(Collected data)
* * *
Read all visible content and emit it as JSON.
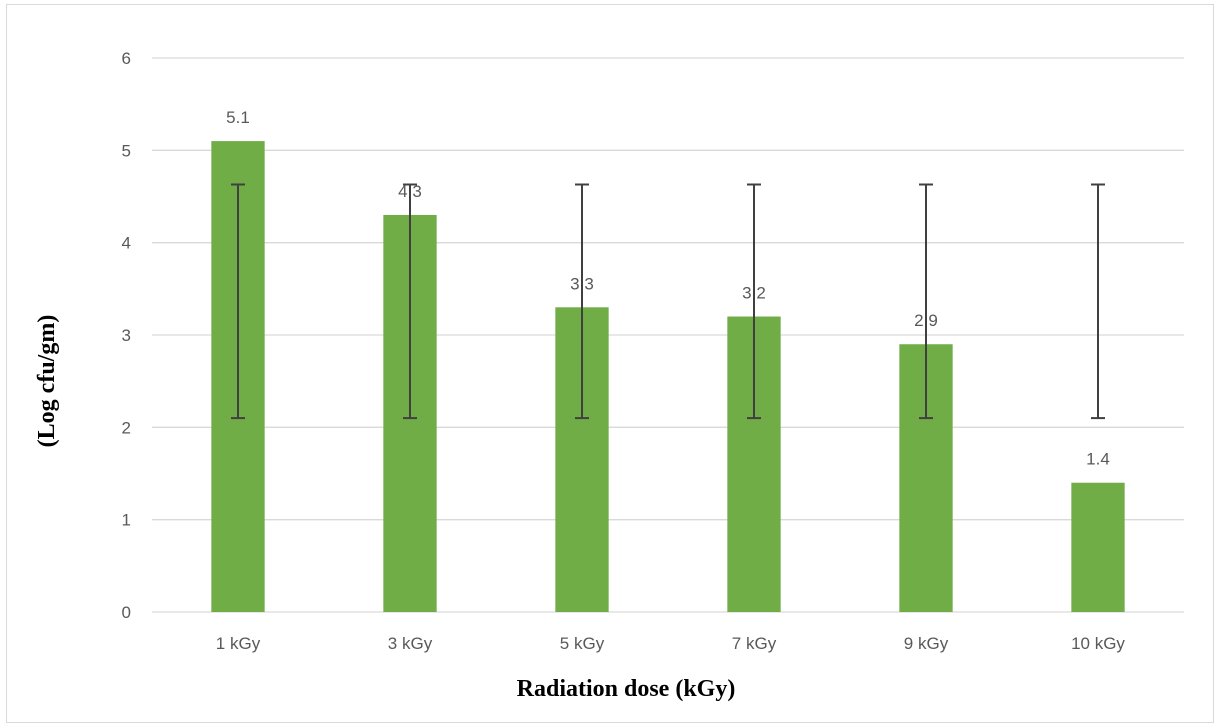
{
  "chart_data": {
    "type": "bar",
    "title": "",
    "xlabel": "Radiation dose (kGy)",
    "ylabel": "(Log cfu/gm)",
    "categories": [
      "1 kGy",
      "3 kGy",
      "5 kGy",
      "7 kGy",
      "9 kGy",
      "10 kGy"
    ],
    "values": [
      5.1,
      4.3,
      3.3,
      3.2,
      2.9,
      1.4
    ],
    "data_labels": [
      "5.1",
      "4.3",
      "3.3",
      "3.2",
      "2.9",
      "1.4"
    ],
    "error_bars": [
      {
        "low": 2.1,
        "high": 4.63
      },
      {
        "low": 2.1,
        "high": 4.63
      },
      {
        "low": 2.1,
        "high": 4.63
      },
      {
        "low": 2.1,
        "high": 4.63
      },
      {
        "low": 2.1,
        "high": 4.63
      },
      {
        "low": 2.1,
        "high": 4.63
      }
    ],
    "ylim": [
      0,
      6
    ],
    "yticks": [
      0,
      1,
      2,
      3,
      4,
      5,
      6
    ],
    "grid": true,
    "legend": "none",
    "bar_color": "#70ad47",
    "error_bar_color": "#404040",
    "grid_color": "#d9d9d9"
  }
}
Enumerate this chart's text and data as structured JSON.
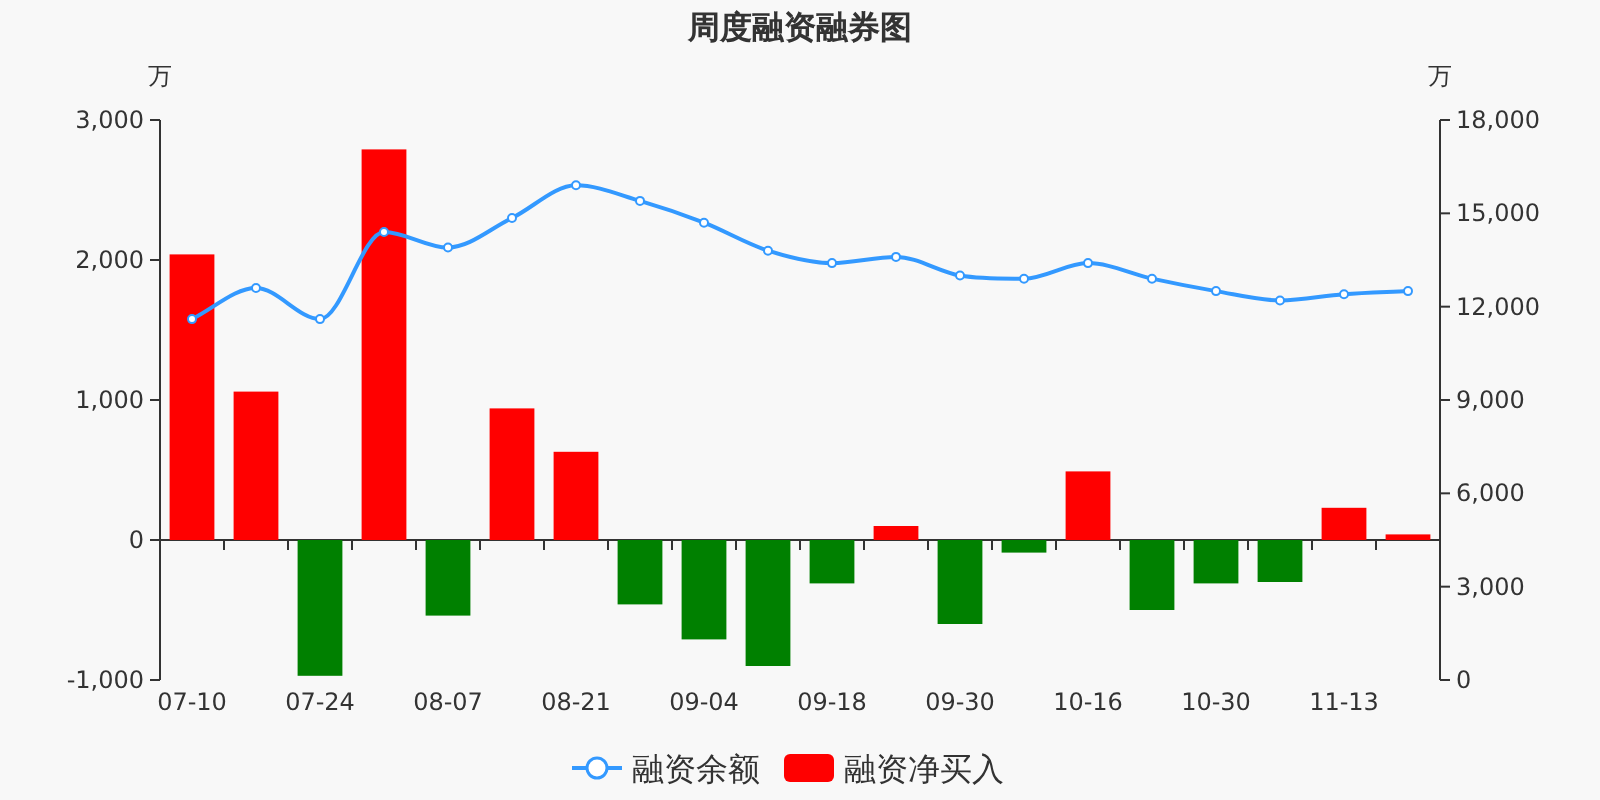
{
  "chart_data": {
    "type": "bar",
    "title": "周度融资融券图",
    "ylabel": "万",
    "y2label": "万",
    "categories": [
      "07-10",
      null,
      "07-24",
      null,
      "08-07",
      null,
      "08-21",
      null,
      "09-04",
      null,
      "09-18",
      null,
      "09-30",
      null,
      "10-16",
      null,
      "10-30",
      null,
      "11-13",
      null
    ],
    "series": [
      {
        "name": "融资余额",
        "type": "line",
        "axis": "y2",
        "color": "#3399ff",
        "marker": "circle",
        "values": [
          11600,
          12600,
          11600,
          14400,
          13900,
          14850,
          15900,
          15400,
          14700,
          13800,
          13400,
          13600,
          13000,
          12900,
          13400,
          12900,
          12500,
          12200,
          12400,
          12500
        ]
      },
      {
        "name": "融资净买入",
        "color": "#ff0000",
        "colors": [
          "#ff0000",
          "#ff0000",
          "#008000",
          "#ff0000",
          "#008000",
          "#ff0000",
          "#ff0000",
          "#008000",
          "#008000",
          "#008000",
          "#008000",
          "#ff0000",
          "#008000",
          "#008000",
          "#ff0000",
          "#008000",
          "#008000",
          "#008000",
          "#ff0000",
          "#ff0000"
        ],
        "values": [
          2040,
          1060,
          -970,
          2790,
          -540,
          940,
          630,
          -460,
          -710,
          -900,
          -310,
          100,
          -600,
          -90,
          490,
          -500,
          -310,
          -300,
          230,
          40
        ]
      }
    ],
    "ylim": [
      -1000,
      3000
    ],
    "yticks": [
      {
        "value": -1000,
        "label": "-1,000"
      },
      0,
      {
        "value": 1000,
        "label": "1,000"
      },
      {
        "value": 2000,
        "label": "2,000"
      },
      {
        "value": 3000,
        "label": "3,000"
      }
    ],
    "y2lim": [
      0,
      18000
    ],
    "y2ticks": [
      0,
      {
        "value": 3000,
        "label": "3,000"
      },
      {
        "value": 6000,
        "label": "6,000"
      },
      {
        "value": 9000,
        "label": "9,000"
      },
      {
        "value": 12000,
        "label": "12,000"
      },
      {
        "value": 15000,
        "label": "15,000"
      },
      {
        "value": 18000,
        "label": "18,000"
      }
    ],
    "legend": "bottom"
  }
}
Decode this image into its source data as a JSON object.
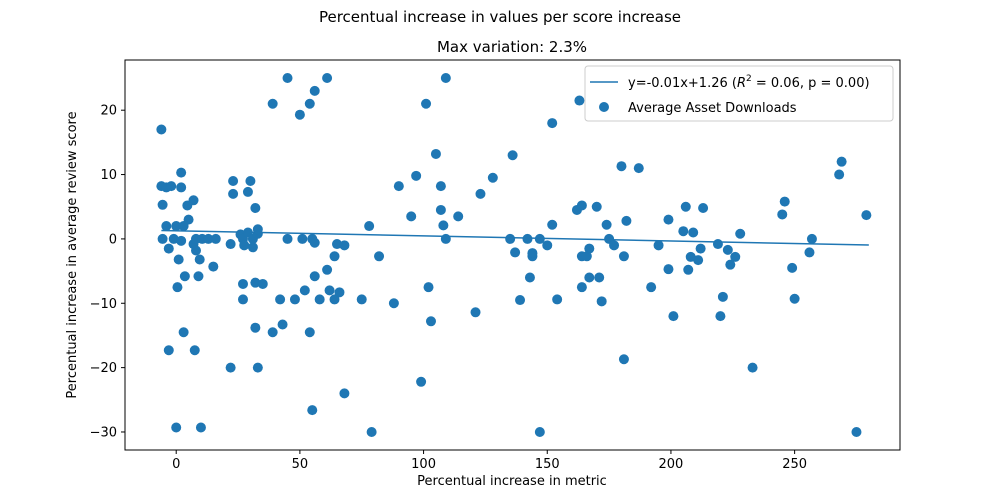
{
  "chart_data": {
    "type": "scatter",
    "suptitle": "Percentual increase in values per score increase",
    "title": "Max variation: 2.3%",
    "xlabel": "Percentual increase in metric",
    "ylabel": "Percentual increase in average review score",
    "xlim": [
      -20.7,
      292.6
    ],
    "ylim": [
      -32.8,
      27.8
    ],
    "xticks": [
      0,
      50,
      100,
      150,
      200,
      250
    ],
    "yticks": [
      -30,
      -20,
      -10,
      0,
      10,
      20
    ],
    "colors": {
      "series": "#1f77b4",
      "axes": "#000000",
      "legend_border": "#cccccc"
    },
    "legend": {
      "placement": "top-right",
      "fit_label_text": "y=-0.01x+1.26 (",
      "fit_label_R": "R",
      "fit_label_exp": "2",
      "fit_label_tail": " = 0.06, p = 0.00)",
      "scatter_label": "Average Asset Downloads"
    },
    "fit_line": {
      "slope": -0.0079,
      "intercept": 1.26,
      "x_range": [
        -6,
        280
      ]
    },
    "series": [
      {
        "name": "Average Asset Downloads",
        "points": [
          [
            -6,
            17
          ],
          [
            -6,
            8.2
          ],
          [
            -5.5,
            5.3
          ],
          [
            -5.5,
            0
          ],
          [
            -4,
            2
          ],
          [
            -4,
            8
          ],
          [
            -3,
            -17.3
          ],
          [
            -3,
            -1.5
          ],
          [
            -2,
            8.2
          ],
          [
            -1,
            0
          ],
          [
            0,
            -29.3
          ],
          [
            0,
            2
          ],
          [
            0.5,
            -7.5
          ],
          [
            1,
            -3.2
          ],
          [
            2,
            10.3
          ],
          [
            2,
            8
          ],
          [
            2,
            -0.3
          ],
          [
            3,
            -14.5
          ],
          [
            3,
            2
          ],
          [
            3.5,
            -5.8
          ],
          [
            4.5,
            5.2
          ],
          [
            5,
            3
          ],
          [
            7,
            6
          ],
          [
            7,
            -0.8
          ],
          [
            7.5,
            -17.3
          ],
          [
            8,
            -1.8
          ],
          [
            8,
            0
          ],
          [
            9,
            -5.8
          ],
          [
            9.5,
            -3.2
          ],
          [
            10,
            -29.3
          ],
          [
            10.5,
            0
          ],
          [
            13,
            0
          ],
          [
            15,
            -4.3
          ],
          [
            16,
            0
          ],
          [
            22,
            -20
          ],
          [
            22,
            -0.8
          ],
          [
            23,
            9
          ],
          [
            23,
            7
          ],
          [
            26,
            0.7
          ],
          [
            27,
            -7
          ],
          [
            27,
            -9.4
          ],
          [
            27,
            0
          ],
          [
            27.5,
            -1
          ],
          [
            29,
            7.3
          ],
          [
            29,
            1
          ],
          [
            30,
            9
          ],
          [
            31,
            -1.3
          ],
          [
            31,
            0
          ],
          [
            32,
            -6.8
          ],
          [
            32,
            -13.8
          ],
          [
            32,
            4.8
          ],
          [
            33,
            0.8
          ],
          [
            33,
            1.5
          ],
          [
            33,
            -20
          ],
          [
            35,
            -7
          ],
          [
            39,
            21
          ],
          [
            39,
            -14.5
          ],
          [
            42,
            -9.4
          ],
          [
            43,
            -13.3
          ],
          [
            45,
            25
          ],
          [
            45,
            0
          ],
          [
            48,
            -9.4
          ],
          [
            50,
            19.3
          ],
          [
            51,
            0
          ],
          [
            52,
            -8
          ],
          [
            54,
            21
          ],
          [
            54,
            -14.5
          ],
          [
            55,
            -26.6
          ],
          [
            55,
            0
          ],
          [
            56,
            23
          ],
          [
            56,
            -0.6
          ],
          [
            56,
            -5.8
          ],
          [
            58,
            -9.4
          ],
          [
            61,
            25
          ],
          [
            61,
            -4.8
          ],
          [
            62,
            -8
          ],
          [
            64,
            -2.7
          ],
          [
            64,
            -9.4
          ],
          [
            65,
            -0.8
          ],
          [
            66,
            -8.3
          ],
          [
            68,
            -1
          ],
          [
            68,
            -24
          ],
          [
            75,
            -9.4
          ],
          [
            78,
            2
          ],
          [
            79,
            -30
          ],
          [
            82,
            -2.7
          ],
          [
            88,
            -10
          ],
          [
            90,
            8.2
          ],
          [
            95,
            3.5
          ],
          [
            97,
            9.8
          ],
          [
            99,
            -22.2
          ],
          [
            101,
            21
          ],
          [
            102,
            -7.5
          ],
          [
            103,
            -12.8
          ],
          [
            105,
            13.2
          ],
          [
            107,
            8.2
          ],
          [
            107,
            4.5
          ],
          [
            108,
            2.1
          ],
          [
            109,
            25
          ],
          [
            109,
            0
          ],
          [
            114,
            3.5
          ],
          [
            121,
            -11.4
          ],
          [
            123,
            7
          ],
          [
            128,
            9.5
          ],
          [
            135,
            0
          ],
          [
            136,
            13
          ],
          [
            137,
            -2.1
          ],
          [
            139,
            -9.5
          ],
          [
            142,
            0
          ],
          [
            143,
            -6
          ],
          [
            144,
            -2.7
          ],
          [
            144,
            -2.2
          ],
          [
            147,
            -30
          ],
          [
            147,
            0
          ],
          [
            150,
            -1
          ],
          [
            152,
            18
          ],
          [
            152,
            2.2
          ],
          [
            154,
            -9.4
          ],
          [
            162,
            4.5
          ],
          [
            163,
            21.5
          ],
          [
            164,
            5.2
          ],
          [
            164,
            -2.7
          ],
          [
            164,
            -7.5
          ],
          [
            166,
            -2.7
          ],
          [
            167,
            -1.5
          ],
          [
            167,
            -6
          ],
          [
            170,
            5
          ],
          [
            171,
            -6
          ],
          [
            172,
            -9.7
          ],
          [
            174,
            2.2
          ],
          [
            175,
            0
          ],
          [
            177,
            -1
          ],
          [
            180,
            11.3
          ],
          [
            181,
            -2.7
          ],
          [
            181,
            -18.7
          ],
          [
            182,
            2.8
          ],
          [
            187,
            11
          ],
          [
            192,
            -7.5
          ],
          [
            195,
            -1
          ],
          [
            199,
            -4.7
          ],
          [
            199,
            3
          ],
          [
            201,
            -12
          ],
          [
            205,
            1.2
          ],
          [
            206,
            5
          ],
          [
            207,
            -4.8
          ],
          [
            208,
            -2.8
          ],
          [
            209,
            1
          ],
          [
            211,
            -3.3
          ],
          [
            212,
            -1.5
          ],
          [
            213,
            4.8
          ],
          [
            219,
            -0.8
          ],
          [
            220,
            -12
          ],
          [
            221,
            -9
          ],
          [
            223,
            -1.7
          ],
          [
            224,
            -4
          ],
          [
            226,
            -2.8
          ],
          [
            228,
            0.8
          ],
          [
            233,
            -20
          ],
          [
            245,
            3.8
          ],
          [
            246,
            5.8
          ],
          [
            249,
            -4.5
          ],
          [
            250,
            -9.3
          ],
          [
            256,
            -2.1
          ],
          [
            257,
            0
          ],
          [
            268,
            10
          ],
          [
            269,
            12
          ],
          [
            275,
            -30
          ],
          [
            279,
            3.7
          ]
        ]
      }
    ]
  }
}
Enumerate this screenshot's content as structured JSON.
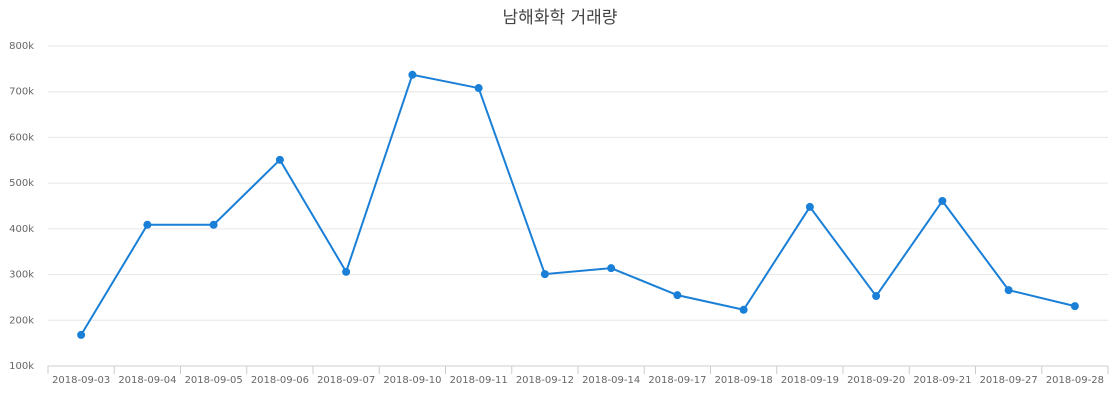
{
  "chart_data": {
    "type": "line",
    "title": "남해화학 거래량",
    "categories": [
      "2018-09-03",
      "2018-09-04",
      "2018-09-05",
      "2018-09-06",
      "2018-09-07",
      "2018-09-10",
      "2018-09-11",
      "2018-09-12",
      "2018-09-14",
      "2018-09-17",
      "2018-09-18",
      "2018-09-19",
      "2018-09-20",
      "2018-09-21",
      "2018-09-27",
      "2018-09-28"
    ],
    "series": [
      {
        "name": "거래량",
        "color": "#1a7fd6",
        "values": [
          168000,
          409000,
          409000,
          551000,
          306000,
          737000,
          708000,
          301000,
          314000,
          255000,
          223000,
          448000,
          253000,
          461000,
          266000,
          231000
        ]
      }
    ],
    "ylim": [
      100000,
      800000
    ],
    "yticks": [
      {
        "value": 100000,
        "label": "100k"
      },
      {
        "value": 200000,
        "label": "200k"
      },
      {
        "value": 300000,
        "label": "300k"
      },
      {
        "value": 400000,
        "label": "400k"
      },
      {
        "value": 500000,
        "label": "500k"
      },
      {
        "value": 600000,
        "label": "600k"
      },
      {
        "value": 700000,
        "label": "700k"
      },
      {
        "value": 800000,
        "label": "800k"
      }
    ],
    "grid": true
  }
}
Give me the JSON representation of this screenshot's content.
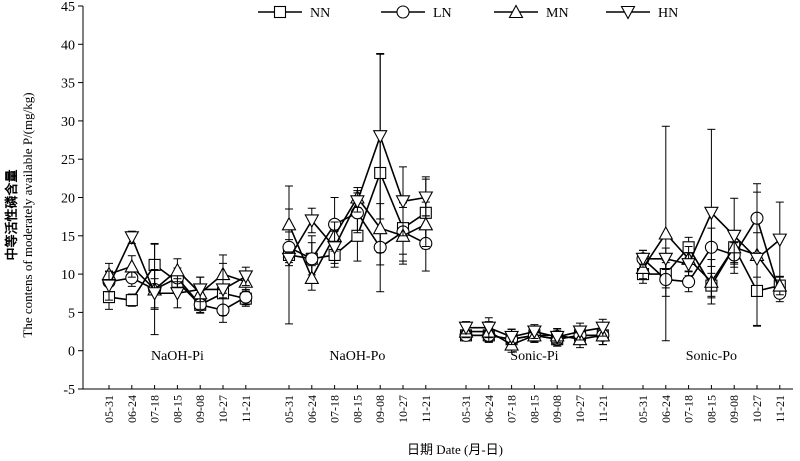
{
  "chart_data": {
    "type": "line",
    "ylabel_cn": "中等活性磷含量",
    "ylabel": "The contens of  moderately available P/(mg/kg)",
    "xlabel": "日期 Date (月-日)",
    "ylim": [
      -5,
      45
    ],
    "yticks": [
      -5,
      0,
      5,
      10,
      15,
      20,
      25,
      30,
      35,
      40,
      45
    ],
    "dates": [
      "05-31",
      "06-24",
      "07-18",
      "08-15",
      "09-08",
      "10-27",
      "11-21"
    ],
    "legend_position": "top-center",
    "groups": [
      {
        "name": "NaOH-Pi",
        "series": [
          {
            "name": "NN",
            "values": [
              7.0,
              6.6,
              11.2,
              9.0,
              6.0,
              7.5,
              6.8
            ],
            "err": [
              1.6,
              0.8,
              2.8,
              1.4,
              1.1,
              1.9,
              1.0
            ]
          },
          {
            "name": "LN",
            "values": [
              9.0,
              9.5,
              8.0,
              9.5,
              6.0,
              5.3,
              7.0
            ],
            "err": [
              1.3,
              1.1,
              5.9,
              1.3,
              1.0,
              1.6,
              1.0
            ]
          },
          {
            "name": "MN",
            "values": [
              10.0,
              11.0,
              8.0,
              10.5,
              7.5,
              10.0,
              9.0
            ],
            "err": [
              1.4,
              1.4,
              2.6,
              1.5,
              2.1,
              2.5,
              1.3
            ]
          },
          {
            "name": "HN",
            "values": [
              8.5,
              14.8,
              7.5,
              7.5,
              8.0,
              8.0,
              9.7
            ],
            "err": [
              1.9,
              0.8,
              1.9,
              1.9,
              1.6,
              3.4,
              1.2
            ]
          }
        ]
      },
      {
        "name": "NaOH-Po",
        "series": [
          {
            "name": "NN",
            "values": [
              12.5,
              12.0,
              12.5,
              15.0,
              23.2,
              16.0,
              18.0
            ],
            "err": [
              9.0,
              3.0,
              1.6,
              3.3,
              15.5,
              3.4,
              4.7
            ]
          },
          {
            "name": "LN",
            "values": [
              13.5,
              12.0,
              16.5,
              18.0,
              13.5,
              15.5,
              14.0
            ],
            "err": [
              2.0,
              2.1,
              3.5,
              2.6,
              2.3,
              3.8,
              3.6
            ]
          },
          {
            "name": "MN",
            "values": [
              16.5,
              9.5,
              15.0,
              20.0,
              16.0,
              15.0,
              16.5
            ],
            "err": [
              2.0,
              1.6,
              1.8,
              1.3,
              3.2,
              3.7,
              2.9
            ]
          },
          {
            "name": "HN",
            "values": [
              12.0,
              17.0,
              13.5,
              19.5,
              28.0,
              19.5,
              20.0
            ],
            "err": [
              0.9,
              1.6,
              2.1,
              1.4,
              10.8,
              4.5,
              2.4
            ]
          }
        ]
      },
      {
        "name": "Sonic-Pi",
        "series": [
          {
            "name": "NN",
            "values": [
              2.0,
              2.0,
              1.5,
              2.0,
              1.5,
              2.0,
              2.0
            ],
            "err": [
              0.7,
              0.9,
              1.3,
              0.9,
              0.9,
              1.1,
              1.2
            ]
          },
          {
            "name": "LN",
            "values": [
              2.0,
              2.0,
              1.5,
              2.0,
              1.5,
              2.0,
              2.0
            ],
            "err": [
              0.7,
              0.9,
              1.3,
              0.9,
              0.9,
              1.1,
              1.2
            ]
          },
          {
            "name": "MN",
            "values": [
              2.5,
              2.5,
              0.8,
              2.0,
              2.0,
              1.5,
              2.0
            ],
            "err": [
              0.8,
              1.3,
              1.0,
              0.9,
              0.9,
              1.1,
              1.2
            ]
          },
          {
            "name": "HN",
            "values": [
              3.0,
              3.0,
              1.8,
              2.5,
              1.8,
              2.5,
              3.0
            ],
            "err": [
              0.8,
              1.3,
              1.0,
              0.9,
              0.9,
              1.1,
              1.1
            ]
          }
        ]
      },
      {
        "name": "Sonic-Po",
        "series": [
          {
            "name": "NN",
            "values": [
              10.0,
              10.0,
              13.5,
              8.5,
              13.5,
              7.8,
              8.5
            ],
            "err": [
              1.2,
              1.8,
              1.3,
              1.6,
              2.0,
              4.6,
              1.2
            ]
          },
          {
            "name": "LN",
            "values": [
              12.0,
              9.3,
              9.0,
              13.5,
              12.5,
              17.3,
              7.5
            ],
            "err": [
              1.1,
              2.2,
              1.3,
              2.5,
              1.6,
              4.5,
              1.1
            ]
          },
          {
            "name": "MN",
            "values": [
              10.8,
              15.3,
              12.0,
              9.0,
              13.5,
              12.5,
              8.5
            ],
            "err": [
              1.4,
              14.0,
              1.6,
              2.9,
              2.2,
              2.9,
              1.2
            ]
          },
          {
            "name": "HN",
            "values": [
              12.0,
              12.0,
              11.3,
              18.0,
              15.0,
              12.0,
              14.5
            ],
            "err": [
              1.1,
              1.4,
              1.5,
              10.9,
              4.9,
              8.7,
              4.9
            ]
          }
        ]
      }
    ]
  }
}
* * *
## SET PROBLEM
Gather all lines where the word "Downloads" appears.

## RESULT FOR THIS TASK
      "scatter_label": "Average Asset Downloads"
        "name": "Average Asset Downloads",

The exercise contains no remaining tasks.